Enunciado >> Liste, sem repetir, todas as palavras do texto sobre a legalização do aborto que começam com "abort".

Texto do documento >>
Em tempos de inflamadas discussões sobre a legalização do aborto, estamos todos diante de questões bastante complexas e controversas sobre, eu diria, a diferença dos sexos na cultura atual. Mais especificamente, na cultura atual brasileira.
Somos um dos países mais atrasados em termos de leis que garantam os direitos das mulheres. Acontece neste momento uma geral indignação, transformada em protestos pelas ativistas feministas, mas que toma grande parte das mulheres em geral, com relação a PL 5069, de autoria de Eduardo Cunha, ementa que "Tipifica como crime contra a vida o anúncio de meio abortivo e prevê penas específicas para quem induz a gestante à prática de aborto".
A ementa trata de intensificar ainda mais a criminalização da prática do aborto, até em casos de estupro (abortar, neste caso, já é legal), o que representa um enorme retrocesso na luta por uma legislação que garanta este direito às mulheres.
Foram muitas as manifestações, em especial as que encontrei nas redes sociais, não só sobre esse tema, mas que abarcam todo um contexto de reflexões acerca da igualdade de gêneros. #primeioassédio como resposta à infelizes afirmações de homens que diziam, por exemplo, que tal mulher "merece ser estuprada"e outros absurdos do tipo. Mulheres se uniram para relatar abusos que sofreram na vida, em prol de romper um silenciamento diante de fatos como os relatados.

Dados armazenados >>

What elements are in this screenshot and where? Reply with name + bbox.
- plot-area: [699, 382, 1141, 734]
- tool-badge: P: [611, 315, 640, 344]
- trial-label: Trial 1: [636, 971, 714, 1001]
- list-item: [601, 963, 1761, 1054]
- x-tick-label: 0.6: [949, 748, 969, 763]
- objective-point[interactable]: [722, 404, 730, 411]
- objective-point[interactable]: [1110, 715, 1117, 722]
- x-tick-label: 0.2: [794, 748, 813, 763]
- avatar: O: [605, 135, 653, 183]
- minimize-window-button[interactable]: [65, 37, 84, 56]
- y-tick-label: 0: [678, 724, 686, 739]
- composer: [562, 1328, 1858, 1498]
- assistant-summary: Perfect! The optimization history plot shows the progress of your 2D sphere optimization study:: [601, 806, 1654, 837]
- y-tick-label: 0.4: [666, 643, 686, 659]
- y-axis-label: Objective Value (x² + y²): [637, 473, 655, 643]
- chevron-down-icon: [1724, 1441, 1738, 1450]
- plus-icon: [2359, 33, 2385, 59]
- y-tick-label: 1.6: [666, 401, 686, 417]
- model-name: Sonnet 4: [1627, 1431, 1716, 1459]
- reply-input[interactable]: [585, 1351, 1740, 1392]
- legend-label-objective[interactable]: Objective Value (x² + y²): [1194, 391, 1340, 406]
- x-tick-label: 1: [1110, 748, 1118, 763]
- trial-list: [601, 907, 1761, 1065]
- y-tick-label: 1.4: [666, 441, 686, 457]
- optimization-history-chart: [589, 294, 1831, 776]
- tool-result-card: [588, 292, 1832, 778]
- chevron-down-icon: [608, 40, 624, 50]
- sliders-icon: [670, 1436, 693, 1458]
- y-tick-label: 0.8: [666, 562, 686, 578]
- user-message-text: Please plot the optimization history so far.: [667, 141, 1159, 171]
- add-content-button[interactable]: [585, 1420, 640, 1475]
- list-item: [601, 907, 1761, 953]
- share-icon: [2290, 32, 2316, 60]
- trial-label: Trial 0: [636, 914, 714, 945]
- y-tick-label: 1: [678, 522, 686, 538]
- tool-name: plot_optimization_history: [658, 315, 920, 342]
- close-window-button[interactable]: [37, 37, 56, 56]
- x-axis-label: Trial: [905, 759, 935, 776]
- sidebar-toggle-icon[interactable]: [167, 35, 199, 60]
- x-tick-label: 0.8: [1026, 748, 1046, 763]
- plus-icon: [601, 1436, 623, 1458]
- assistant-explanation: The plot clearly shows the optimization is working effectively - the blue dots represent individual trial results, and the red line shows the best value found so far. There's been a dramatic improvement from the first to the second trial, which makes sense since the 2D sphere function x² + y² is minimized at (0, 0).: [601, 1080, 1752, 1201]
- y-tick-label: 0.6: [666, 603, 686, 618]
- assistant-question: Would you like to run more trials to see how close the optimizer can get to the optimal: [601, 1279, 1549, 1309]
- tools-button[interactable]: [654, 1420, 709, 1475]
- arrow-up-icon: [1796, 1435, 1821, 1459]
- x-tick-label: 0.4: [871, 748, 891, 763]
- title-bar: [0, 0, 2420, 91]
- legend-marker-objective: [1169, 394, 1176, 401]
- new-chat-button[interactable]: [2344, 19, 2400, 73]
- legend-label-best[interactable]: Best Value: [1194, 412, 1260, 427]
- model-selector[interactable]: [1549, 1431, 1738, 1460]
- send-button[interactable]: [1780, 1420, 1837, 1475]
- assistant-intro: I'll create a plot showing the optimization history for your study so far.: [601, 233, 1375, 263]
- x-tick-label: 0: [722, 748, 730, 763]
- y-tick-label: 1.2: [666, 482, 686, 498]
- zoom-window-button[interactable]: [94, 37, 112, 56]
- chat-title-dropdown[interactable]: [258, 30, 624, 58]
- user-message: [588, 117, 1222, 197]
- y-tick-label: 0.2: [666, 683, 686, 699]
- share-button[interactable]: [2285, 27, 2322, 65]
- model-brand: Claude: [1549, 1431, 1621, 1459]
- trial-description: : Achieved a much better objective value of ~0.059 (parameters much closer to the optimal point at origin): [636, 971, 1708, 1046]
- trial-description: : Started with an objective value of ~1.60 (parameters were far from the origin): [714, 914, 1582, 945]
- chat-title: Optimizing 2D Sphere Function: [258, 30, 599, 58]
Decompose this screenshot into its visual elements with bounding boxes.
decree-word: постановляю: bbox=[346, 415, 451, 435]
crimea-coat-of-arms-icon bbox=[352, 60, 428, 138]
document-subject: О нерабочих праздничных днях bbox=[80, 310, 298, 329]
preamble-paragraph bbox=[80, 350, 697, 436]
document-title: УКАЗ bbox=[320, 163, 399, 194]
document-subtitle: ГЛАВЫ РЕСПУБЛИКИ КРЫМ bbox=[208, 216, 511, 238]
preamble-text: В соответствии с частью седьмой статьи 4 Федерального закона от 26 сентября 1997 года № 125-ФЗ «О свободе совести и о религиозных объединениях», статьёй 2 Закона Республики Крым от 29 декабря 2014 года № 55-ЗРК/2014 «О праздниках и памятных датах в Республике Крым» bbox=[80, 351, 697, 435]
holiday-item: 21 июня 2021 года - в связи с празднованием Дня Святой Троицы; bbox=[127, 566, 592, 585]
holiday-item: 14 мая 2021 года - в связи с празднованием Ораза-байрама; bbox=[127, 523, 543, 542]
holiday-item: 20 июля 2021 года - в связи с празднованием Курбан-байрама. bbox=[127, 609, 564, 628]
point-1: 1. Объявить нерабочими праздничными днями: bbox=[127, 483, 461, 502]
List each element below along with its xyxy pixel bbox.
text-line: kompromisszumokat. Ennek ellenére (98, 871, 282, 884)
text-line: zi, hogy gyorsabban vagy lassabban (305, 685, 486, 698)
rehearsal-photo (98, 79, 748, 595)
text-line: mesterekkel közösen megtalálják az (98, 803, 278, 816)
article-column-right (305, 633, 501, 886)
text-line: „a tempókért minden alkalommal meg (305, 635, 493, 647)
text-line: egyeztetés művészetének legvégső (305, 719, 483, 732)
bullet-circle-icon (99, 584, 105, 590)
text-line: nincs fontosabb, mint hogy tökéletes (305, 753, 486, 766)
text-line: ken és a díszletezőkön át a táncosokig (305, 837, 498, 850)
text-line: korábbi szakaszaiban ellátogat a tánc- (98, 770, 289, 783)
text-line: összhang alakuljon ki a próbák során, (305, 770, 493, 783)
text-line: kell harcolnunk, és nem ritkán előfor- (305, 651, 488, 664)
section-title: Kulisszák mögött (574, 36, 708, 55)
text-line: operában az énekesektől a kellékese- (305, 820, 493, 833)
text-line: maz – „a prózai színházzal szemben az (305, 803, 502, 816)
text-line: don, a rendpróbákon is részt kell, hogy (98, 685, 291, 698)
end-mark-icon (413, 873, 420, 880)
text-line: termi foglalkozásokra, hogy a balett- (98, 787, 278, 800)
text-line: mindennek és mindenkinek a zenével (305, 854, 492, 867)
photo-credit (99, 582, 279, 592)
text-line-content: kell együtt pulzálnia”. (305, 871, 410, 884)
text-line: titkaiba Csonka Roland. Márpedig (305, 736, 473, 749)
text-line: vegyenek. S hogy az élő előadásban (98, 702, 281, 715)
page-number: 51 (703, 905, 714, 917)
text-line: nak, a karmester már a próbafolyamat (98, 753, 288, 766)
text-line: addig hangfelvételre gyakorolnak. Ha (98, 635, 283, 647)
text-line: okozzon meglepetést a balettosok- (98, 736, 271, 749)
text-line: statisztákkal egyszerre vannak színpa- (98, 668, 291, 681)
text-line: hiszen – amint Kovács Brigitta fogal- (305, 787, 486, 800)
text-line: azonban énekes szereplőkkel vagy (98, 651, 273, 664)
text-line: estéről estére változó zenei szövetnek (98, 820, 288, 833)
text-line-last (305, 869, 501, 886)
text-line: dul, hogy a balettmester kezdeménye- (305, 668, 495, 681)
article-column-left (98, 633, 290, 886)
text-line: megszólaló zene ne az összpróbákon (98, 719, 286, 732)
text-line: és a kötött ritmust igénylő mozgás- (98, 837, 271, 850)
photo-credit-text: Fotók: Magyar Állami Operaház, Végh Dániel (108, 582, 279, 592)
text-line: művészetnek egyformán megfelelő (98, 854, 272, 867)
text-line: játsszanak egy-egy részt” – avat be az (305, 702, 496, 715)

Resolução >> aborto, abortivo, abortar